Material supplied:
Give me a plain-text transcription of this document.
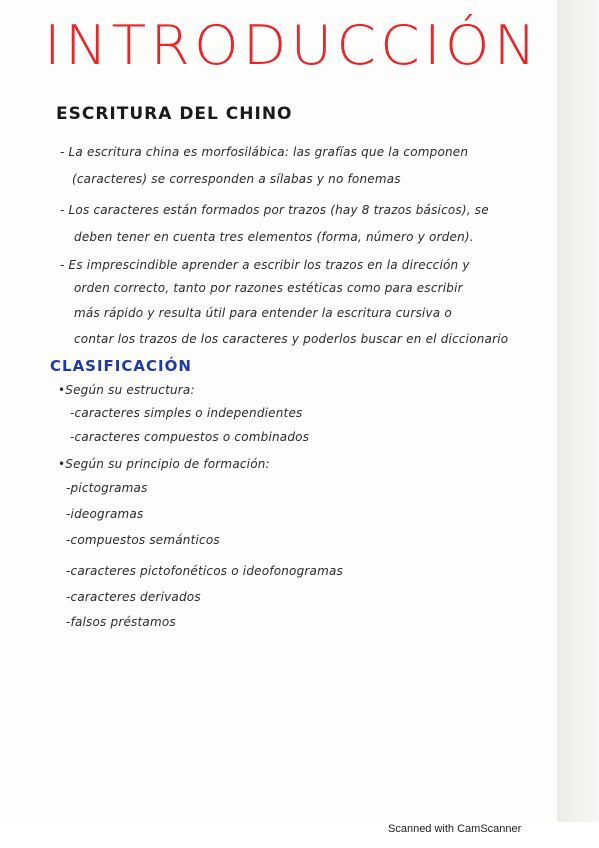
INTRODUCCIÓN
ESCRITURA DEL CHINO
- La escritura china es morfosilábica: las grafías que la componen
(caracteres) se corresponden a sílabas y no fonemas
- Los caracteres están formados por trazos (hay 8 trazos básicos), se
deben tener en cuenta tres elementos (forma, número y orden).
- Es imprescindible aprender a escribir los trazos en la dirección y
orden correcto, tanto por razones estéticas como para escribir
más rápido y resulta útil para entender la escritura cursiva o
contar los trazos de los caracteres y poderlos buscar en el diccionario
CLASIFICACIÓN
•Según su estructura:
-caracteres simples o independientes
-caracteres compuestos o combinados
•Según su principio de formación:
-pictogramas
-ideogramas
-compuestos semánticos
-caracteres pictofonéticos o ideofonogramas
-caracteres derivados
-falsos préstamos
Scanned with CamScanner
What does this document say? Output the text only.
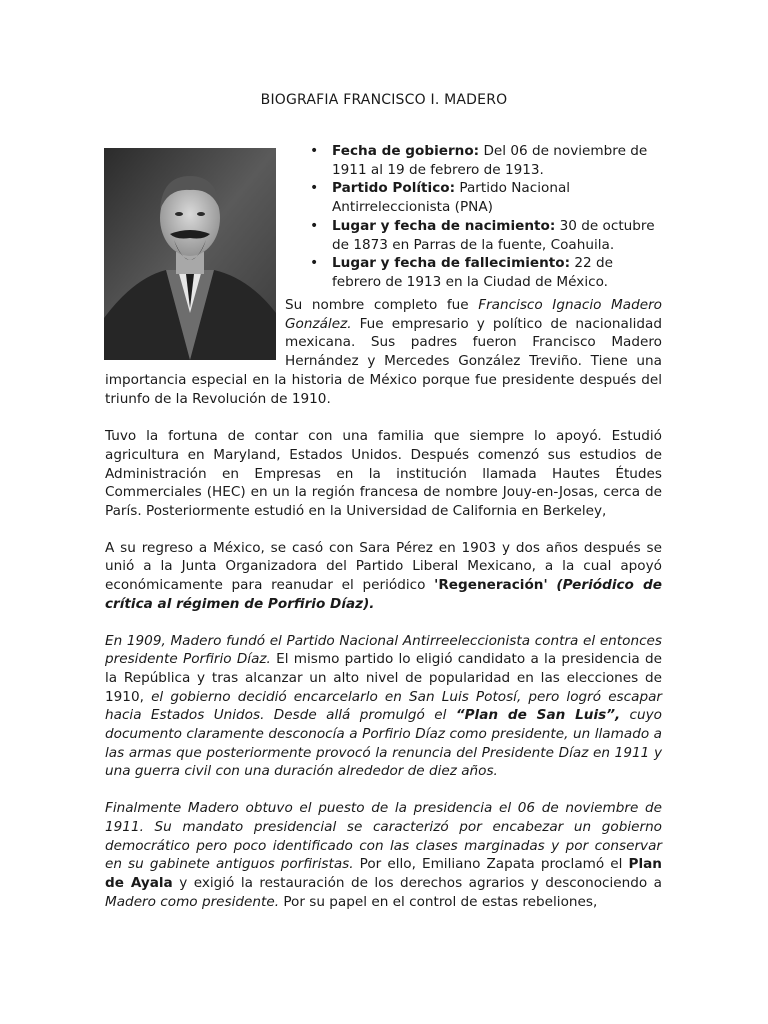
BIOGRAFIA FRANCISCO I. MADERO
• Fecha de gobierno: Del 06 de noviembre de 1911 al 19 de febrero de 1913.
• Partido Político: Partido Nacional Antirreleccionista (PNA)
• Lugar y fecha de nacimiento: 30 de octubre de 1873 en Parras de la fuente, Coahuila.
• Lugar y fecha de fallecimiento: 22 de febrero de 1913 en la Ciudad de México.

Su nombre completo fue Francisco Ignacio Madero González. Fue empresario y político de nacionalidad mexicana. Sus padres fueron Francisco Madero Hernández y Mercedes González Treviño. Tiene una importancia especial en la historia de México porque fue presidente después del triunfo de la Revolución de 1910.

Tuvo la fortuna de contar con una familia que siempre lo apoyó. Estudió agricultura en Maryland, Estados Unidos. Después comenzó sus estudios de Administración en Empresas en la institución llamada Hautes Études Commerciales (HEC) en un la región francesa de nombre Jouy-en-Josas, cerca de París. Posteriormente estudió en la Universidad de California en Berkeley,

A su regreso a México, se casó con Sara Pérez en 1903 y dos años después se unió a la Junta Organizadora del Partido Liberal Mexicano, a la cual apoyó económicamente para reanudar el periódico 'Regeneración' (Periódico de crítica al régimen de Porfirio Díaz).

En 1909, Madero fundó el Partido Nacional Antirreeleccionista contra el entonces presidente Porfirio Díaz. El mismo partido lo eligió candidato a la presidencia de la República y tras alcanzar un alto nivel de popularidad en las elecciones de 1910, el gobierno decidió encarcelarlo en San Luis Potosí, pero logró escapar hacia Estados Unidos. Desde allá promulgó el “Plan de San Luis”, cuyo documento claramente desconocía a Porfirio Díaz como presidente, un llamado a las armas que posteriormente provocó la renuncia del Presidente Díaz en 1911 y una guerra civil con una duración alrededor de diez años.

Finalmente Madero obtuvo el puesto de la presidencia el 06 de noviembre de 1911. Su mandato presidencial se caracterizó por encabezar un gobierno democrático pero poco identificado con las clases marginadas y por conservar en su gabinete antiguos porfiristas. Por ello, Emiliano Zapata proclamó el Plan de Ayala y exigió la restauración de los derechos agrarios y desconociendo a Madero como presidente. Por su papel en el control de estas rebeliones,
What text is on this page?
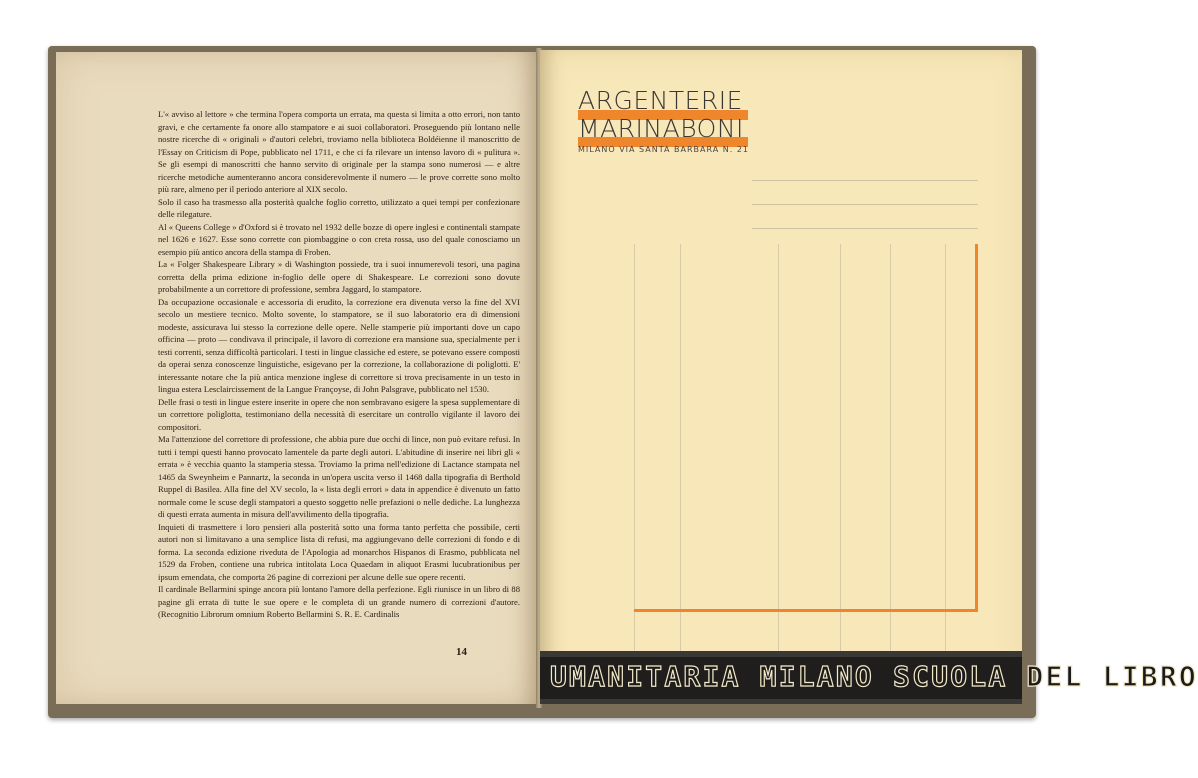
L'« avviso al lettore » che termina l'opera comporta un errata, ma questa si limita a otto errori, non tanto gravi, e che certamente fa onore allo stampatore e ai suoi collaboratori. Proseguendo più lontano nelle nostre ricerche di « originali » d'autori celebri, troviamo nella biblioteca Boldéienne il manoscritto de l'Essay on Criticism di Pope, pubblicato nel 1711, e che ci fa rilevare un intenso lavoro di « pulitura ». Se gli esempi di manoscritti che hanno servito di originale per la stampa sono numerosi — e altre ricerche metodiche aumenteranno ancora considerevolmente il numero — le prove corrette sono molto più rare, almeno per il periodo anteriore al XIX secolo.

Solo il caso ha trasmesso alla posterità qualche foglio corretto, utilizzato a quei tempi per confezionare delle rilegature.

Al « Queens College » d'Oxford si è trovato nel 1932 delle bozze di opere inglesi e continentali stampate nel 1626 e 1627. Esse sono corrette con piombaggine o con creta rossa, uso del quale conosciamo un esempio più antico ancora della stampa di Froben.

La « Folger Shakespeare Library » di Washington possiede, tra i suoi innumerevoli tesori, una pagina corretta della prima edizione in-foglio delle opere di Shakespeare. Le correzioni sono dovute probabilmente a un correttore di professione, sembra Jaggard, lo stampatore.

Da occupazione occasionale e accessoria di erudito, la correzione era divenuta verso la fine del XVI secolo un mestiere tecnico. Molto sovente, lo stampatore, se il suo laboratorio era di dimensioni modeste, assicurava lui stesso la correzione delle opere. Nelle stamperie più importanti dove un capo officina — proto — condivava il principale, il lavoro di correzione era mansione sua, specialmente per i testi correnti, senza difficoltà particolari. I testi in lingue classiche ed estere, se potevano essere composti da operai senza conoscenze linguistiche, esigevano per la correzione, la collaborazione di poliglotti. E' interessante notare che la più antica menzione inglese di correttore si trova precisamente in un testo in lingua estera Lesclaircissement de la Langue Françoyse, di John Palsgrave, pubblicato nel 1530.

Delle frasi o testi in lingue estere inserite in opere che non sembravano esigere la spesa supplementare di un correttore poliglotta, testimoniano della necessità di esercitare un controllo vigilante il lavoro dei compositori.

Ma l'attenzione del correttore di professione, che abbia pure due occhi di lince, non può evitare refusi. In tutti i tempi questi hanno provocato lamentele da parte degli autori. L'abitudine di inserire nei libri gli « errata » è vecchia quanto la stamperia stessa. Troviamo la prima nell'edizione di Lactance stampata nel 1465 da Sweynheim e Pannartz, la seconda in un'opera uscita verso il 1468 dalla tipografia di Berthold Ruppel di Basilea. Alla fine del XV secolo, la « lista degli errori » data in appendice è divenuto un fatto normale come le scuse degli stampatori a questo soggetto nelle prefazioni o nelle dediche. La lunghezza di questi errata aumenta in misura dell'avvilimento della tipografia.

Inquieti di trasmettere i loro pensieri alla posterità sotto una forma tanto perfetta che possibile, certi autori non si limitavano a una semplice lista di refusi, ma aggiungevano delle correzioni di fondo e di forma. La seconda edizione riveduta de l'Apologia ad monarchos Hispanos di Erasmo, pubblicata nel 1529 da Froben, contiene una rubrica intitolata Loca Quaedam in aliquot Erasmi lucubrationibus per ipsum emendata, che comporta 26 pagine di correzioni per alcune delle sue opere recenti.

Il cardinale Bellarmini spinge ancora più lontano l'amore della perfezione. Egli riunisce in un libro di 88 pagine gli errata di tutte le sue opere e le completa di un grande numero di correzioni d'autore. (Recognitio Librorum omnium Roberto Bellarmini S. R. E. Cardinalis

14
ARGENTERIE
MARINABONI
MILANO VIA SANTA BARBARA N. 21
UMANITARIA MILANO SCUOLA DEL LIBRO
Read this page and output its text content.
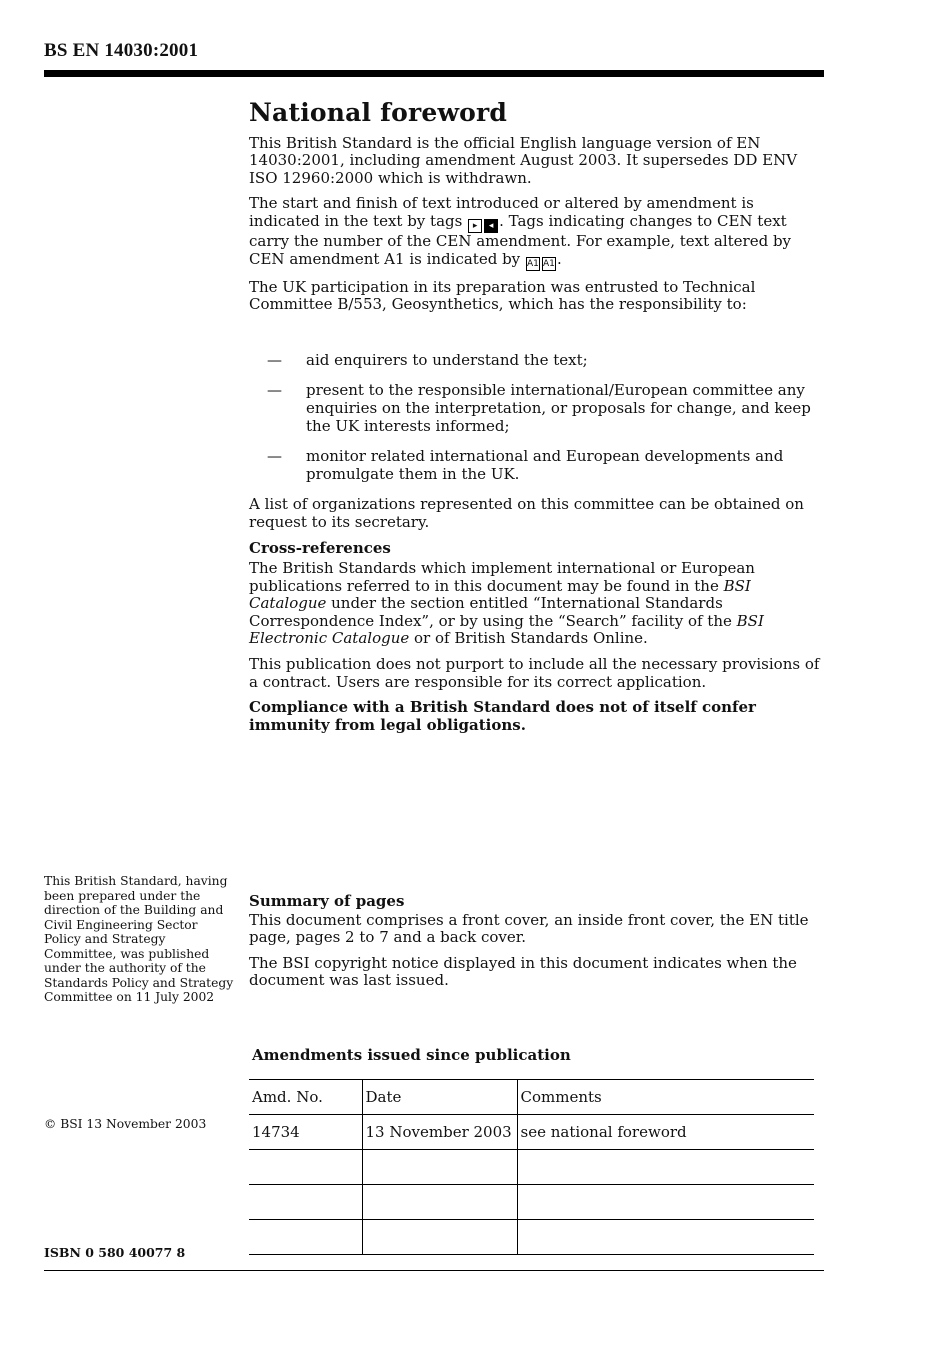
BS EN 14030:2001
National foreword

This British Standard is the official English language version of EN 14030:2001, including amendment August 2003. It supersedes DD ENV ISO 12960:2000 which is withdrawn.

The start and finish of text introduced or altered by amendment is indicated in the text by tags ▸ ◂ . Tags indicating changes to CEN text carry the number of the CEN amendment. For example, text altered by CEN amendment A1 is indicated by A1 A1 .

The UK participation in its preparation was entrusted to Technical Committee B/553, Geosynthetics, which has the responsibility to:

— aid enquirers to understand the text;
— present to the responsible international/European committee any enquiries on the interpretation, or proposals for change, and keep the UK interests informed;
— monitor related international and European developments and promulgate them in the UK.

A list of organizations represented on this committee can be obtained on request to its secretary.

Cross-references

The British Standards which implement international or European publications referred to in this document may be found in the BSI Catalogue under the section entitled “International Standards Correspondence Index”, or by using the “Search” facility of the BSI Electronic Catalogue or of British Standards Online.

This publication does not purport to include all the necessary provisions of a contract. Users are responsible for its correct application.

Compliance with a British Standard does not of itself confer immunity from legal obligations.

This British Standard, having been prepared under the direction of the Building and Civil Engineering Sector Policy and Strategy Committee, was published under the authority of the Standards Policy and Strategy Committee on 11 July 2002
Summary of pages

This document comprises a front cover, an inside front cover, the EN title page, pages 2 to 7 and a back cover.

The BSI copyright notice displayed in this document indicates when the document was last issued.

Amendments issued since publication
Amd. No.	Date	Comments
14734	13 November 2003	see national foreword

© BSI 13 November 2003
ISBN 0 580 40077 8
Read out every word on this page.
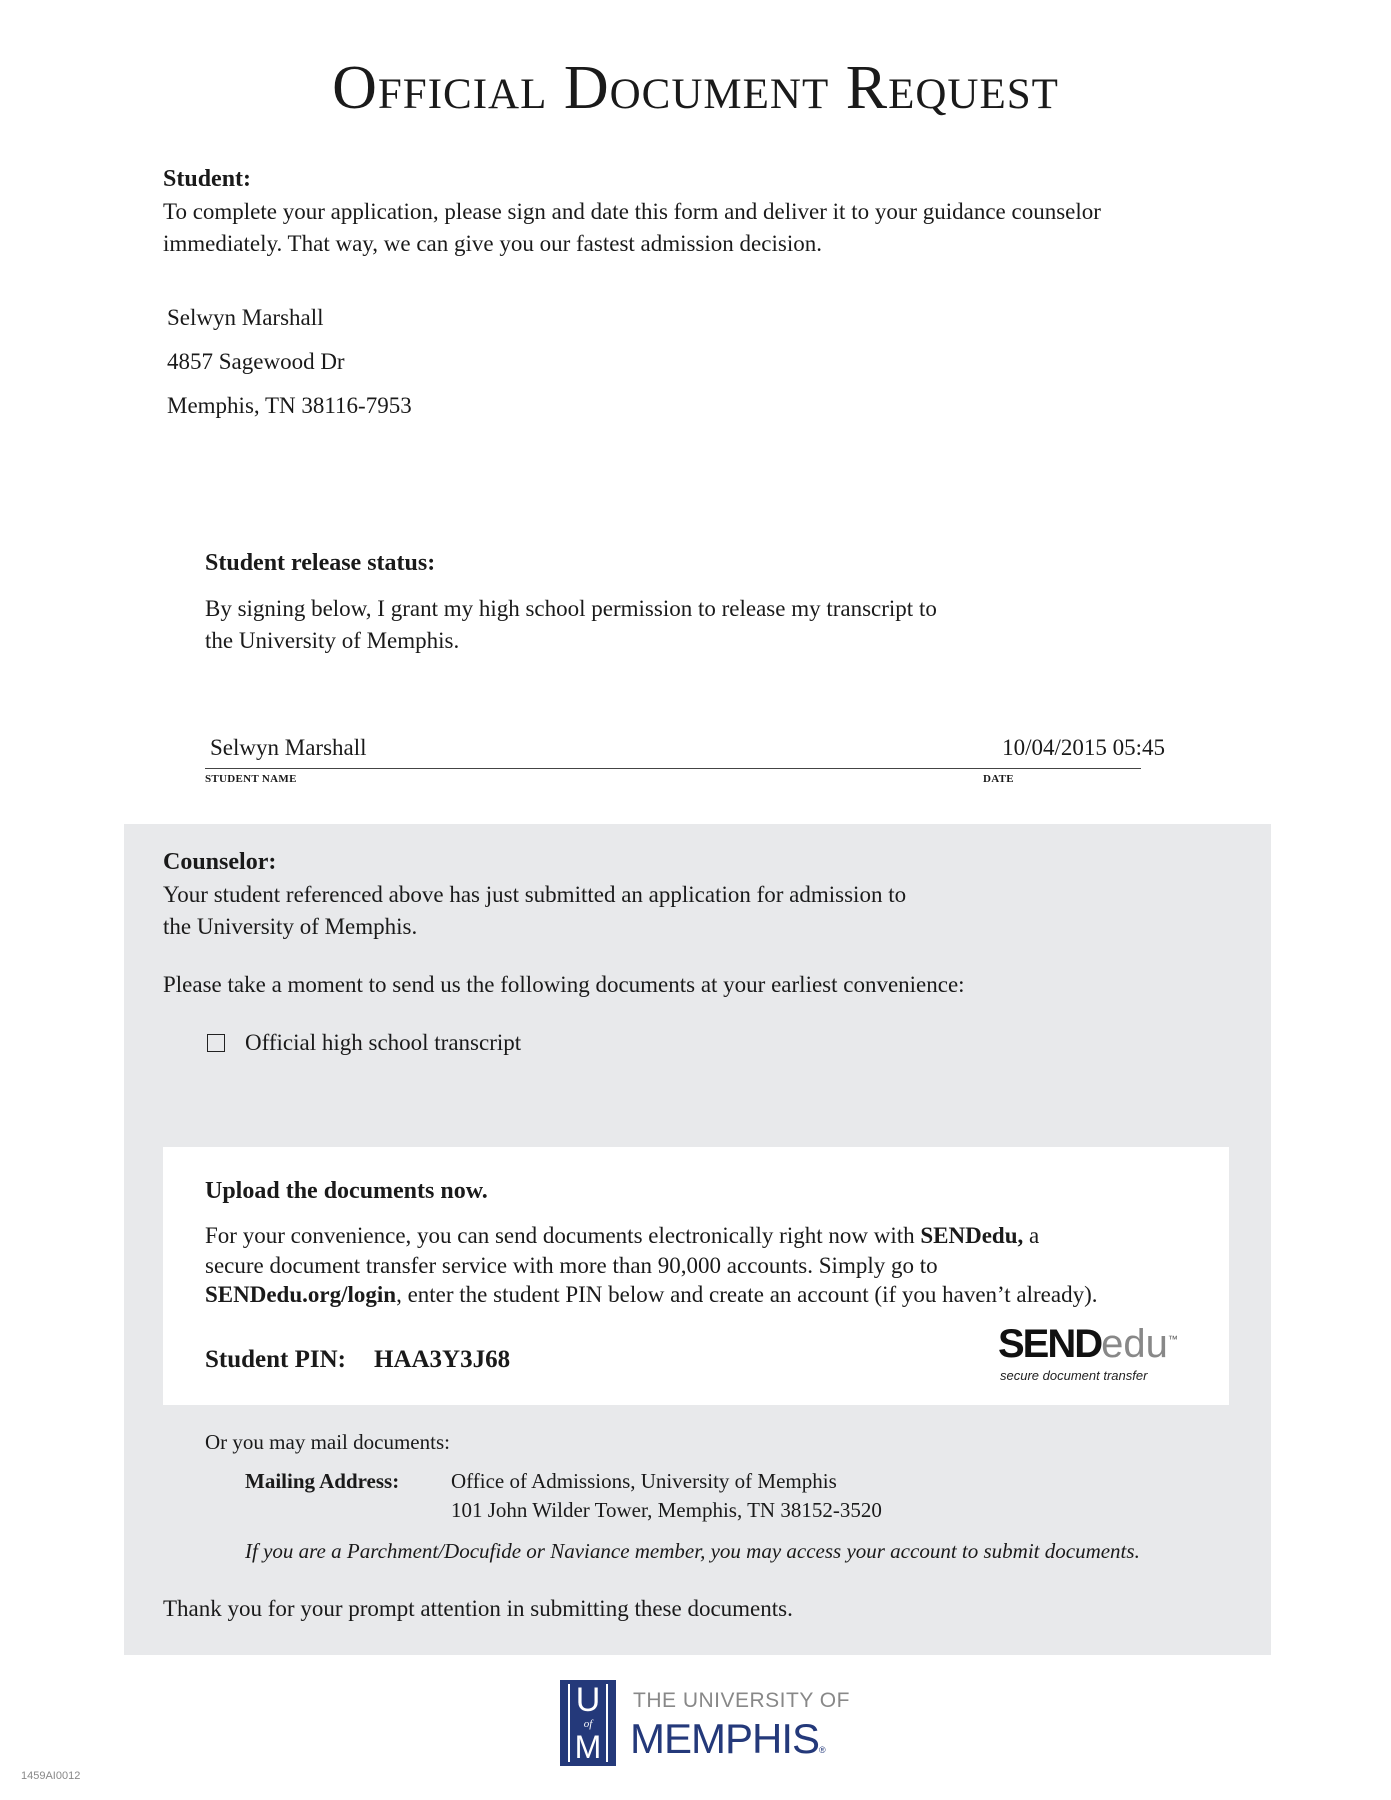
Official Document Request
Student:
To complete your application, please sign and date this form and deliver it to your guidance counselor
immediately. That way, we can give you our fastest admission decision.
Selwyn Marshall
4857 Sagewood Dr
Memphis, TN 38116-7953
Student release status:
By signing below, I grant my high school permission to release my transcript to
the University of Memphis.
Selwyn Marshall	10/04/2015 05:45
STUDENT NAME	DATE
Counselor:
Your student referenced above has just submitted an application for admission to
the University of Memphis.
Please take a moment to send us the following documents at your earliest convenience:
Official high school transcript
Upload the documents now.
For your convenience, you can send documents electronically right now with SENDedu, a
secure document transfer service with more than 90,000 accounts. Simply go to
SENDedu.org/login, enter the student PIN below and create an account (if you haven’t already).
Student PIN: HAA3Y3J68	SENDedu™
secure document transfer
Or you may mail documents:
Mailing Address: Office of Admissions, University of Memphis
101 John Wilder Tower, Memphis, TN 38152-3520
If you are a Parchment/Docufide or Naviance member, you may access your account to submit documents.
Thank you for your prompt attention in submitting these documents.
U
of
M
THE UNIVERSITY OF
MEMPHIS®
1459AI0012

Short problem:
All lines of the data above that include the word "comporta" must be shown.

Reply to the exercise:
L'« avviso al lettore » che termina l'opera comporta un errata, ma questa si limita a otto errori, non tanto gravi, e che certamente fa onore allo stampatore e ai suoi collaboratori. Proseguendo più lontano nelle nostre ricerche di « originali » d'autori celebri, troviamo nella biblioteca Boldéienne il manoscritto de l'Essay on Criticism di Pope, pubblicato nel 1711, e che ci fa rilevare un intenso lavoro di « pulitura ». Se gli esempi di manoscritti che hanno servito di originale per la stampa sono numerosi — e altre ricerche metodiche aumenteranno ancora considerevolmente il numero — le prove corrette sono molto più rare, almeno per il periodo anteriore al XIX secolo.
Inquieti di trasmettere i loro pensieri alla posterità sotto una forma tanto perfetta che possibile, certi autori non si limitavano a una semplice lista di refusi, ma aggiungevano delle correzioni di fondo e di forma. La seconda edizione riveduta de l'Apologia ad monarchos Hispanos di Erasmo, pubblicata nel 1529 da Froben, contiene una rubrica intitolata Loca Quaedam in aliquot Erasmi lucubrationibus per ipsum emendata, che comporta 26 pagine di correzioni per alcune delle sue opere recenti.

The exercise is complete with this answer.